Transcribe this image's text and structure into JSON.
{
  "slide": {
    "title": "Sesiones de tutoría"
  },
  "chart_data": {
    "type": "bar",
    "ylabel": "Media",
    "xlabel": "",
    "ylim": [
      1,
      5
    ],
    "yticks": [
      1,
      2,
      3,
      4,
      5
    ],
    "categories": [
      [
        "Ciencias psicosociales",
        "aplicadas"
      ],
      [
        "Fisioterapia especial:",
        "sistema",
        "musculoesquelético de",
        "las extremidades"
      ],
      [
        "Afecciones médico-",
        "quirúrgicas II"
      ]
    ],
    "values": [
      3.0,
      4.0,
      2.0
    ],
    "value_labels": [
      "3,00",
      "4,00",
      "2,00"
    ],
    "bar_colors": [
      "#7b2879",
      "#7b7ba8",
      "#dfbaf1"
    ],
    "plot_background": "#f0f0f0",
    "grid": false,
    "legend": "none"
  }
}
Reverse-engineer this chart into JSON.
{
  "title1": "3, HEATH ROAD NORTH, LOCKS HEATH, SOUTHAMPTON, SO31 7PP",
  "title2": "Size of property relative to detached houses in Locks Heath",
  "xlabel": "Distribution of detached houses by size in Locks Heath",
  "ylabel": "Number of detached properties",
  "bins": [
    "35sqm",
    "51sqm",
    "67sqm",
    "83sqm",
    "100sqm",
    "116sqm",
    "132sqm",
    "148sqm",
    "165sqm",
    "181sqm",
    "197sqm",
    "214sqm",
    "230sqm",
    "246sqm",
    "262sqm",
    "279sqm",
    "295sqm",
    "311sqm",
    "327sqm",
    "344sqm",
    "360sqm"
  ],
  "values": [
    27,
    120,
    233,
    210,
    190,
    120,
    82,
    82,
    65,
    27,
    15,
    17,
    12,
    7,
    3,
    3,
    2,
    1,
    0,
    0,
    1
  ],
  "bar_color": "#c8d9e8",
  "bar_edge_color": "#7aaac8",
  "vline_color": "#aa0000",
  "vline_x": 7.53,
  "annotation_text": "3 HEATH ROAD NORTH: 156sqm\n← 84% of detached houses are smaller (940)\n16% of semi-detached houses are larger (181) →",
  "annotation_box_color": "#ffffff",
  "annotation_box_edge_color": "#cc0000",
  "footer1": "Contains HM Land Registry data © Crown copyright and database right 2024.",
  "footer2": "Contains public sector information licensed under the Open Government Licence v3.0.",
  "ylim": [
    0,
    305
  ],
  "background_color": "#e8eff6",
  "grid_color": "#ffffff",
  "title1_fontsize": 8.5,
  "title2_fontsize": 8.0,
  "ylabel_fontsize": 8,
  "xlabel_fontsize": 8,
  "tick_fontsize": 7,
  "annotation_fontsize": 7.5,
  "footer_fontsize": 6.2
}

- TASK INSTRUCTIONS:
Reproduce the data, keeping every line exactly the same.

- WRITTEN RESPONSE:
Transcribe this image's text and structure into JSON.
{
  "slide": {
    "title": "Sesiones de tutoría"
  },
  "chart_data": {
    "type": "bar",
    "ylabel": "Media",
    "xlabel": "",
    "ylim": [
      1,
      5
    ],
    "yticks": [
      1,
      2,
      3,
      4,
      5
    ],
    "categories": [
      [
        "Ciencias psicosociales",
        "aplicadas"
      ],
      [
        "Fisioterapia especial:",
        "sistema",
        "musculoesquelético de",
        "las extremidades"
      ],
      [
        "Afecciones médico-",
        "quirúrgicas II"
      ]
    ],
    "values": [
      3.0,
      4.0,
      2.0
    ],
    "value_labels": [
      "3,00",
      "4,00",
      "2,00"
    ],
    "bar_colors": [
      "#7b2879",
      "#7b7ba8",
      "#dfbaf1"
    ],
    "plot_background": "#f0f0f0",
    "grid": false,
    "legend": "none"
  }
}
Reverse-engineer this chart into JSON.
{
  "title1": "3, HEATH ROAD NORTH, LOCKS HEATH, SOUTHAMPTON, SO31 7PP",
  "title2": "Size of property relative to detached houses in Locks Heath",
  "xlabel": "Distribution of detached houses by size in Locks Heath",
  "ylabel": "Number of detached properties",
  "bins": [
    "35sqm",
    "51sqm",
    "67sqm",
    "83sqm",
    "100sqm",
    "116sqm",
    "132sqm",
    "148sqm",
    "165sqm",
    "181sqm",
    "197sqm",
    "214sqm",
    "230sqm",
    "246sqm",
    "262sqm",
    "279sqm",
    "295sqm",
    "311sqm",
    "327sqm",
    "344sqm",
    "360sqm"
  ],
  "values": [
    27,
    120,
    233,
    210,
    190,
    120,
    82,
    82,
    65,
    27,
    15,
    17,
    12,
    7,
    3,
    3,
    2,
    1,
    0,
    0,
    1
  ],
  "bar_color": "#c8d9e8",
  "bar_edge_color": "#7aaac8",
  "vline_color": "#aa0000",
  "vline_x": 7.53,
  "annotation_text": "3 HEATH ROAD NORTH: 156sqm\n← 84% of detached houses are smaller (940)\n16% of semi-detached houses are larger (181) →",
  "annotation_box_color": "#ffffff",
  "annotation_box_edge_color": "#cc0000",
  "footer1": "Contains HM Land Registry data © Crown copyright and database right 2024.",
  "footer2": "Contains public sector information licensed under the Open Government Licence v3.0.",
  "ylim": [
    0,
    305
  ],
  "background_color": "#e8eff6",
  "grid_color": "#ffffff",
  "title1_fontsize": 8.5,
  "title2_fontsize": 8.0,
  "ylabel_fontsize": 8,
  "xlabel_fontsize": 8,
  "tick_fontsize": 7,
  "annotation_fontsize": 7.5,
  "footer_fontsize": 6.2
}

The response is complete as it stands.